[Stored data]
--------------------------------------------------

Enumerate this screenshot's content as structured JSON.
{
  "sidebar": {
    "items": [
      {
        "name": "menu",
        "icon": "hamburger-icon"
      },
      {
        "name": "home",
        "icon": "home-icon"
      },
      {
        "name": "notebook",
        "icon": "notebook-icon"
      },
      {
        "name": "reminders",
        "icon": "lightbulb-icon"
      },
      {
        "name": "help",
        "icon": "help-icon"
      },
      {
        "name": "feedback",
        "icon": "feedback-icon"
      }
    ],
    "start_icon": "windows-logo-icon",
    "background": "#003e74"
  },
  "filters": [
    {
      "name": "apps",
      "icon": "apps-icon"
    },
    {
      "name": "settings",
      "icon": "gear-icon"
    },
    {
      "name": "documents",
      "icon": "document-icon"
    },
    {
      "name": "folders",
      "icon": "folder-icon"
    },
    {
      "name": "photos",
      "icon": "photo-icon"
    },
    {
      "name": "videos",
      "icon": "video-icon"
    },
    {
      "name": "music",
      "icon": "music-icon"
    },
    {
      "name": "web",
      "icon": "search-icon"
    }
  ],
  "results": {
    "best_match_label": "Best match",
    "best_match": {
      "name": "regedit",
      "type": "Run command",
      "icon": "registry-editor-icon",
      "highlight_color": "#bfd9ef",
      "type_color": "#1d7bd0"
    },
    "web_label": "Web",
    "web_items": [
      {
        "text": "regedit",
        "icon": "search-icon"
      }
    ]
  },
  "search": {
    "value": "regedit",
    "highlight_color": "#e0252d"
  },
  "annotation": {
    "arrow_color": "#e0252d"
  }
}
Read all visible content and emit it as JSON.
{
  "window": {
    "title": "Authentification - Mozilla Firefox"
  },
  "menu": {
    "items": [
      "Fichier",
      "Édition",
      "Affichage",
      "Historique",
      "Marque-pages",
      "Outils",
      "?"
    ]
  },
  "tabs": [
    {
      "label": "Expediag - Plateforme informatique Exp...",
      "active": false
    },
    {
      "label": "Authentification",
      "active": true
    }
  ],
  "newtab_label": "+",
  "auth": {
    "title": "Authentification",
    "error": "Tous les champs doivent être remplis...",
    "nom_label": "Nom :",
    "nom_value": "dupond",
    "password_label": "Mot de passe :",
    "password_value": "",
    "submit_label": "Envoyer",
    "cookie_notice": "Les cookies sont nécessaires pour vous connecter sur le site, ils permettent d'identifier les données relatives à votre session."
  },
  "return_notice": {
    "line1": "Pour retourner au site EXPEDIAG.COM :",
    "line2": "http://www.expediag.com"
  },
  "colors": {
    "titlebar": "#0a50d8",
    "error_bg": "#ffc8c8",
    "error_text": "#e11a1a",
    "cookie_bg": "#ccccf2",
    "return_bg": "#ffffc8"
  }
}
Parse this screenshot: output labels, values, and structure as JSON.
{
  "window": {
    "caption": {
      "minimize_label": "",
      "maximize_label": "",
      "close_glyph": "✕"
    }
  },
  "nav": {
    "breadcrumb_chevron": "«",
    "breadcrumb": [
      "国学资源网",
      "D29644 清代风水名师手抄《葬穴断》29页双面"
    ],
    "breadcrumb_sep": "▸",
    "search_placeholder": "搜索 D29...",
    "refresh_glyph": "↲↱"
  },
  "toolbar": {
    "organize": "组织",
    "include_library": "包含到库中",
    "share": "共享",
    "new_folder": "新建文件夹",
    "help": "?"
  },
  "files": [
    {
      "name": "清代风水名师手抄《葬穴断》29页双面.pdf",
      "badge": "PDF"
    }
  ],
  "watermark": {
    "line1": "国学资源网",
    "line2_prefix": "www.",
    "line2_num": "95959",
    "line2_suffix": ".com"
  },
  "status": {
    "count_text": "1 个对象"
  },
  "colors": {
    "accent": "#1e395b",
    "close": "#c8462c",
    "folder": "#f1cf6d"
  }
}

--------------------------------------------------

• _WHAT NEEDS TO BE DONE_
Give back, exactly as written, the lines from the one with "Parse this screenshot: output" to the last line.

• _SOLUTION BELOW_
Parse this screenshot: output labels, values, and structure as JSON.
{
  "window": {
    "caption": {
      "minimize_label": "",
      "maximize_label": "",
      "close_glyph": "✕"
    }
  },
  "nav": {
    "breadcrumb_chevron": "«",
    "breadcrumb": [
      "国学资源网",
      "D29644 清代风水名师手抄《葬穴断》29页双面"
    ],
    "breadcrumb_sep": "▸",
    "search_placeholder": "搜索 D29...",
    "refresh_glyph": "↲↱"
  },
  "toolbar": {
    "organize": "组织",
    "include_library": "包含到库中",
    "share": "共享",
    "new_folder": "新建文件夹",
    "help": "?"
  },
  "files": [
    {
      "name": "清代风水名师手抄《葬穴断》29页双面.pdf",
      "badge": "PDF"
    }
  ],
  "watermark": {
    "line1": "国学资源网",
    "line2_prefix": "www.",
    "line2_num": "95959",
    "line2_suffix": ".com"
  },
  "status": {
    "count_text": "1 个对象"
  },
  "colors": {
    "accent": "#1e395b",
    "close": "#c8462c",
    "folder": "#f1cf6d"
  }
}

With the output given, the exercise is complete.